* TASK DESCRIPTION
Reproduce every line of the material below, but drop the pictures.

* RAW DATA
※
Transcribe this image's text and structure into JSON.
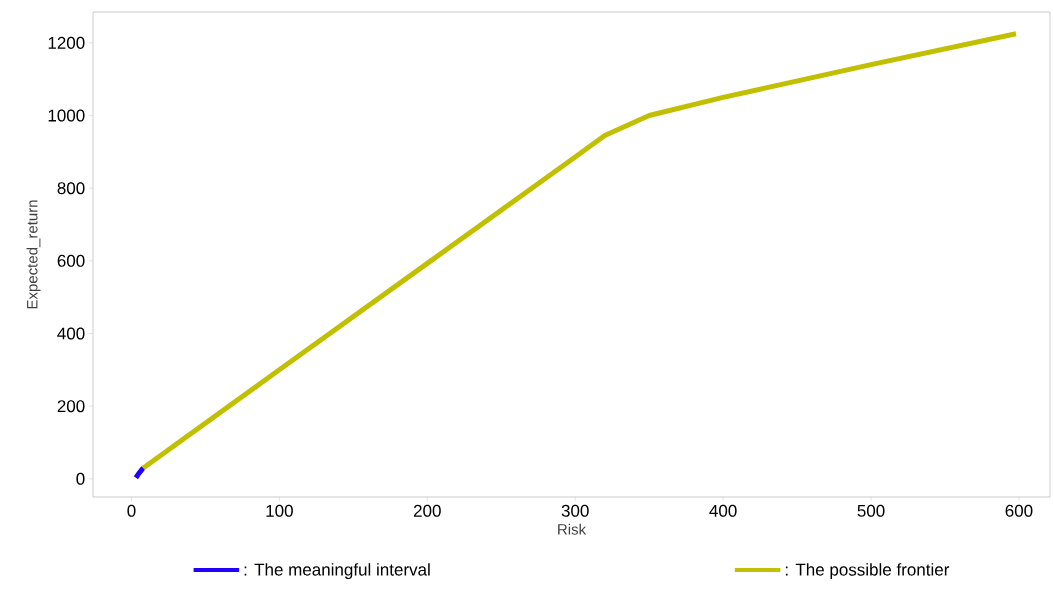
{
  "chart_data": {
    "type": "line",
    "xlabel": "Risk",
    "ylabel": "Expected_return",
    "xlim": [
      -26,
      621
    ],
    "ylim": [
      -50,
      1285
    ],
    "xticks": [
      0,
      100,
      200,
      300,
      400,
      500,
      600
    ],
    "yticks": [
      0,
      200,
      400,
      600,
      800,
      1000,
      1200
    ],
    "legend": "bottom",
    "series": [
      {
        "name": ": The meaningful interval",
        "color": "#2200ff",
        "x": [
          3,
          5,
          8
        ],
        "values": [
          3,
          15,
          30
        ]
      },
      {
        "name": ": The possible frontier",
        "color": "#c0c000",
        "x": [
          8,
          100,
          200,
          300,
          320,
          350,
          400,
          500,
          598
        ],
        "values": [
          30,
          300,
          593,
          886,
          945,
          1000,
          1050,
          1140,
          1225
        ]
      }
    ]
  }
}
※
* REPLY TO THE TASK
Transcribe this image's text and structure into JSON.
{
  "chart_data": {
    "type": "line",
    "xlabel": "Risk",
    "ylabel": "Expected_return",
    "xlim": [
      -26,
      621
    ],
    "ylim": [
      -50,
      1285
    ],
    "xticks": [
      0,
      100,
      200,
      300,
      400,
      500,
      600
    ],
    "yticks": [
      0,
      200,
      400,
      600,
      800,
      1000,
      1200
    ],
    "legend": "bottom",
    "series": [
      {
        "name": ": The meaningful interval",
        "color": "#2200ff",
        "x": [
          3,
          5,
          8
        ],
        "values": [
          3,
          15,
          30
        ]
      },
      {
        "name": ": The possible frontier",
        "color": "#c0c000",
        "x": [
          8,
          100,
          200,
          300,
          320,
          350,
          400,
          500,
          598
        ],
        "values": [
          30,
          300,
          593,
          886,
          945,
          1000,
          1050,
          1140,
          1225
        ]
      }
    ]
  }
}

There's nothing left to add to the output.